**Instructions to follow**: Reproduce all the material exactly, minus any pictures it holds.

**Supplied data**:
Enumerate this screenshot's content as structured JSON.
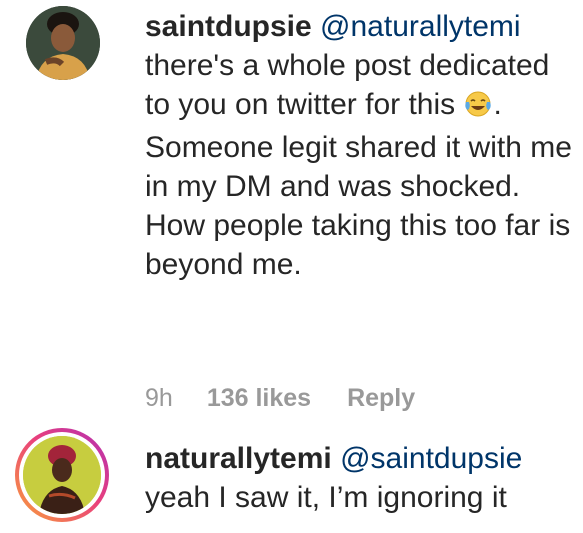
{
  "comments": [
    {
      "username": "saintdupsie",
      "mention": "@naturallytemi",
      "text_before_emoji": "there's a whole post dedicated to you on twitter for this",
      "emoji": "face-with-tears-of-joy-icon",
      "text_after_emoji": ". Someone legit shared it with me in my DM and was shocked. How people taking this too far is beyond me.",
      "time": "9h",
      "likes": "136 likes",
      "reply_label": "Reply"
    },
    {
      "username": "naturallytemi",
      "mention": "@saintdupsie",
      "text": "yeah I saw it, I’m ignoring it"
    }
  ],
  "colors": {
    "text": "#262626",
    "mention": "#003569",
    "meta": "#999999",
    "story_ring_start": "#f9a13a",
    "story_ring_end": "#b12fb5"
  }
}
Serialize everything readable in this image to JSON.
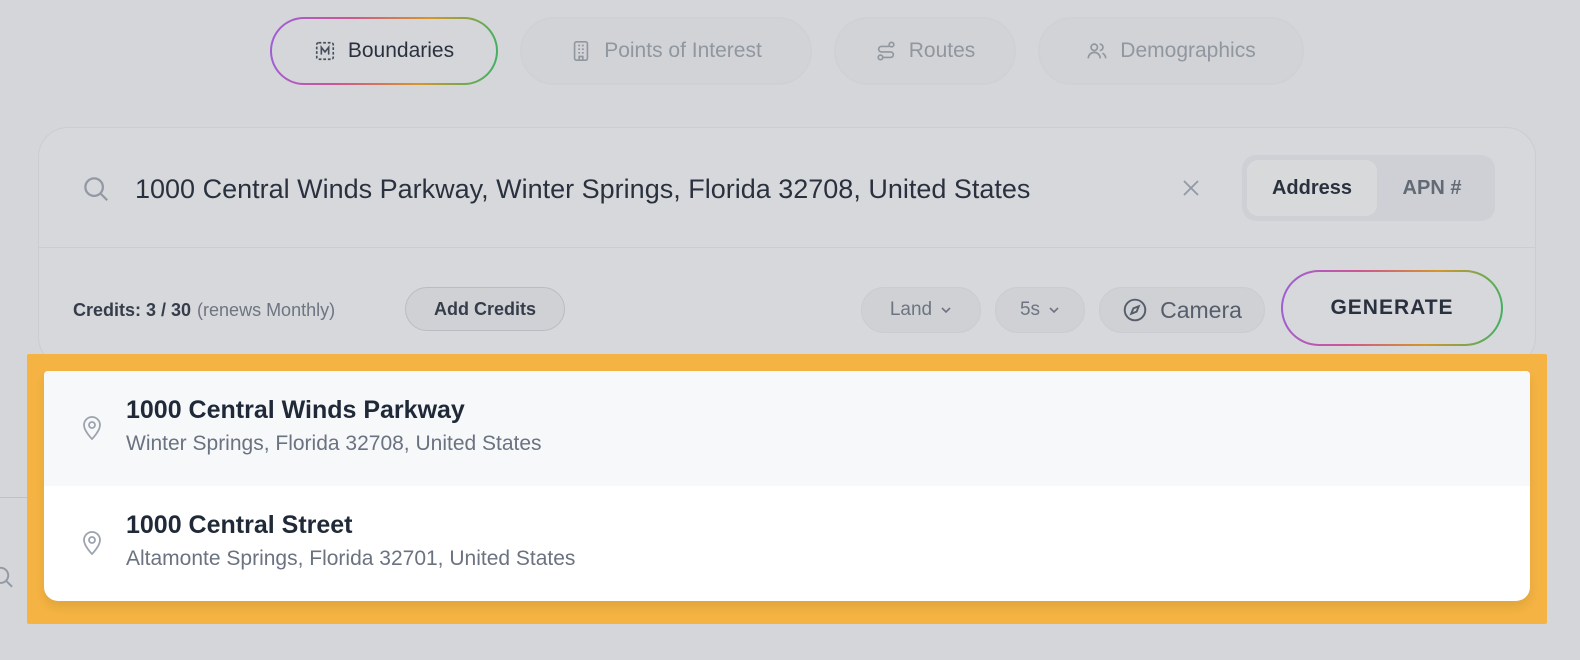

**Problem solution**:
Enumerate this screenshot's content as structured JSON.
{
  "comments": [
    {
      "username": "saintdupsie",
      "mention": "@naturallytemi",
      "text_before_emoji": "there's a whole post dedicated to you on twitter for this",
      "emoji": "face-with-tears-of-joy-icon",
      "text_after_emoji": ". Someone legit shared it with me in my DM and was shocked. How people taking this too far is beyond me.",
      "time": "9h",
      "likes": "136 likes",
      "reply_label": "Reply"
    },
    {
      "username": "naturallytemi",
      "mention": "@saintdupsie",
      "text": "yeah I saw it, I’m ignoring it"
    }
  ],
  "colors": {
    "text": "#262626",
    "mention": "#003569",
    "meta": "#999999",
    "story_ring_start": "#f9a13a",
    "story_ring_end": "#b12fb5"
  }
}
Serialize everything readable in this image to JSON.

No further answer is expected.